_Problem_
Reproduce each line of the listing exactly.

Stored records
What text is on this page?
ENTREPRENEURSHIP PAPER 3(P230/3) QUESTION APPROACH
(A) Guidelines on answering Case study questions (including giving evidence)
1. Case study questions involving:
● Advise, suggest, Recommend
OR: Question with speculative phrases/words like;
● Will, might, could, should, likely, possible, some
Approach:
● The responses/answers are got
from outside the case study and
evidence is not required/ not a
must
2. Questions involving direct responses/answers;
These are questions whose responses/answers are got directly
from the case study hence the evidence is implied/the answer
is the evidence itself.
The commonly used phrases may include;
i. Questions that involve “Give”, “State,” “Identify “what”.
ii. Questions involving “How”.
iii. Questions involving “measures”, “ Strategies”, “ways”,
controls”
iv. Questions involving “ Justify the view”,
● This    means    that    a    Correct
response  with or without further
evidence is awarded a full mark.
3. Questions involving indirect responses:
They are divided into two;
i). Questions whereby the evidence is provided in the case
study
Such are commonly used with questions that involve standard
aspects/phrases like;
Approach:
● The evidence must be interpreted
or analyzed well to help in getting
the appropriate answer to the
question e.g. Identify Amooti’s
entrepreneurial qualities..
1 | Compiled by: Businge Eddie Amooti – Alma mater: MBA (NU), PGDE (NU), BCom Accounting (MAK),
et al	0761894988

_Output for this exercise_
What text is on this page?
ENTREPRENEURSHIP PAPER 3(P230/3) QUESTION APPROACH
(A) Guidelines on answering Case study questions (including giving evidence)
1. Case study questions involving:
● Advise, suggest, Recommend
OR: Question with speculative phrases/words like;
● Will, might, could, should, likely, possible, some
Approach:
● The responses/answers are got
from outside the case study and
evidence is not required/ not a
must
2. Questions involving direct responses/answers;
These are questions whose responses/answers are got directly
from the case study hence the evidence is implied/the answer
is the evidence itself.
The commonly used phrases may include;
i. Questions that involve “Give”, “State,” “Identify “what”.
ii. Questions involving “How”.
iii. Questions involving “measures”, “ Strategies”, “ways”,
controls”
iv. Questions involving “ Justify the view”,
● This    means    that    a    Correct
response  with or without further
evidence is awarded a full mark.
3. Questions involving indirect responses:
They are divided into two;
i). Questions whereby the evidence is provided in the case
study
Such are commonly used with questions that involve standard
aspects/phrases like;
Approach:
● The evidence must be interpreted
or analyzed well to help in getting
the appropriate answer to the
question e.g. Identify Amooti’s
entrepreneurial qualities..
1 | Compiled by: Businge Eddie Amooti – Alma mater: MBA (NU), PGDE (NU), BCom Accounting (MAK),
et al	0761894988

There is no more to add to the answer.